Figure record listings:
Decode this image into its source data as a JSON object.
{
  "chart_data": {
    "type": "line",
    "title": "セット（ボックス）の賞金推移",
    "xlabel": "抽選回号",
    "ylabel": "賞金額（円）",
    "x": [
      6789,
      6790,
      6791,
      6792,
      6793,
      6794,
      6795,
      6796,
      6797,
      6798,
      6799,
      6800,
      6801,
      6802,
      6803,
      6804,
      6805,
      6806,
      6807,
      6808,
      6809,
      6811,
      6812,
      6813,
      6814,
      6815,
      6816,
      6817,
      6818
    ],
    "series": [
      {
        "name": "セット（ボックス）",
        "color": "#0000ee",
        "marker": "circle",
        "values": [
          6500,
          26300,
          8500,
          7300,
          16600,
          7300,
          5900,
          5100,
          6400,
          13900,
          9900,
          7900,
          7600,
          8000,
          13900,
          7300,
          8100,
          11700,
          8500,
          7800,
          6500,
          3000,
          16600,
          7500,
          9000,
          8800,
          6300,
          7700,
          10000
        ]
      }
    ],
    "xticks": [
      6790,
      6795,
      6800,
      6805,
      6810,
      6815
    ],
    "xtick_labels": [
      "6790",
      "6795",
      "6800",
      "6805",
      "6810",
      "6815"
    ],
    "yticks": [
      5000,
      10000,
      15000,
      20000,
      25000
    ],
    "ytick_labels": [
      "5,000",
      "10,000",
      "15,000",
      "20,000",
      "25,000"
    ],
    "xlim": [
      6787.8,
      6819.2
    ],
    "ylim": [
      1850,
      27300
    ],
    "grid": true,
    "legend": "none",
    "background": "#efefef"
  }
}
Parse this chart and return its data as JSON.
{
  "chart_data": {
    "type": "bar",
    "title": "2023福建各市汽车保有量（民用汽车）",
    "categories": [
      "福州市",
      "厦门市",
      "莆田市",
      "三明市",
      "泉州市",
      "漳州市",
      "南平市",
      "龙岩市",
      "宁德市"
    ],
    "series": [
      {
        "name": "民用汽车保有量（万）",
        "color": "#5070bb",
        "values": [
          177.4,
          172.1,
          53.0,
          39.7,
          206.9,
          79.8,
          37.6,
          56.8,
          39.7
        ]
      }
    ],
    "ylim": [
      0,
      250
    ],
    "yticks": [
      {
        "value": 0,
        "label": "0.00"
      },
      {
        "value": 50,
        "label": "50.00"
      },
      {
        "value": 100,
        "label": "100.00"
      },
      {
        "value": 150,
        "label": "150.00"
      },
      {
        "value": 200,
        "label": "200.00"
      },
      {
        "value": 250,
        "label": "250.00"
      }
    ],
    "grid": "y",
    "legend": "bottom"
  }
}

▸ To do: Above are some records; repeat all of them exactly.

▸ Result below:
Decode this image into its source data as a JSON object.
{
  "chart_data": {
    "type": "line",
    "title": "セット（ボックス）の賞金推移",
    "xlabel": "抽選回号",
    "ylabel": "賞金額（円）",
    "x": [
      6789,
      6790,
      6791,
      6792,
      6793,
      6794,
      6795,
      6796,
      6797,
      6798,
      6799,
      6800,
      6801,
      6802,
      6803,
      6804,
      6805,
      6806,
      6807,
      6808,
      6809,
      6811,
      6812,
      6813,
      6814,
      6815,
      6816,
      6817,
      6818
    ],
    "series": [
      {
        "name": "セット（ボックス）",
        "color": "#0000ee",
        "marker": "circle",
        "values": [
          6500,
          26300,
          8500,
          7300,
          16600,
          7300,
          5900,
          5100,
          6400,
          13900,
          9900,
          7900,
          7600,
          8000,
          13900,
          7300,
          8100,
          11700,
          8500,
          7800,
          6500,
          3000,
          16600,
          7500,
          9000,
          8800,
          6300,
          7700,
          10000
        ]
      }
    ],
    "xticks": [
      6790,
      6795,
      6800,
      6805,
      6810,
      6815
    ],
    "xtick_labels": [
      "6790",
      "6795",
      "6800",
      "6805",
      "6810",
      "6815"
    ],
    "yticks": [
      5000,
      10000,
      15000,
      20000,
      25000
    ],
    "ytick_labels": [
      "5,000",
      "10,000",
      "15,000",
      "20,000",
      "25,000"
    ],
    "xlim": [
      6787.8,
      6819.2
    ],
    "ylim": [
      1850,
      27300
    ],
    "grid": true,
    "legend": "none",
    "background": "#efefef"
  }
}
Parse this chart and return its data as JSON.
{
  "chart_data": {
    "type": "bar",
    "title": "2023福建各市汽车保有量（民用汽车）",
    "categories": [
      "福州市",
      "厦门市",
      "莆田市",
      "三明市",
      "泉州市",
      "漳州市",
      "南平市",
      "龙岩市",
      "宁德市"
    ],
    "series": [
      {
        "name": "民用汽车保有量（万）",
        "color": "#5070bb",
        "values": [
          177.4,
          172.1,
          53.0,
          39.7,
          206.9,
          79.8,
          37.6,
          56.8,
          39.7
        ]
      }
    ],
    "ylim": [
      0,
      250
    ],
    "yticks": [
      {
        "value": 0,
        "label": "0.00"
      },
      {
        "value": 50,
        "label": "50.00"
      },
      {
        "value": 100,
        "label": "100.00"
      },
      {
        "value": 150,
        "label": "150.00"
      },
      {
        "value": 200,
        "label": "200.00"
      },
      {
        "value": 250,
        "label": "250.00"
      }
    ],
    "grid": "y",
    "legend": "bottom"
  }
}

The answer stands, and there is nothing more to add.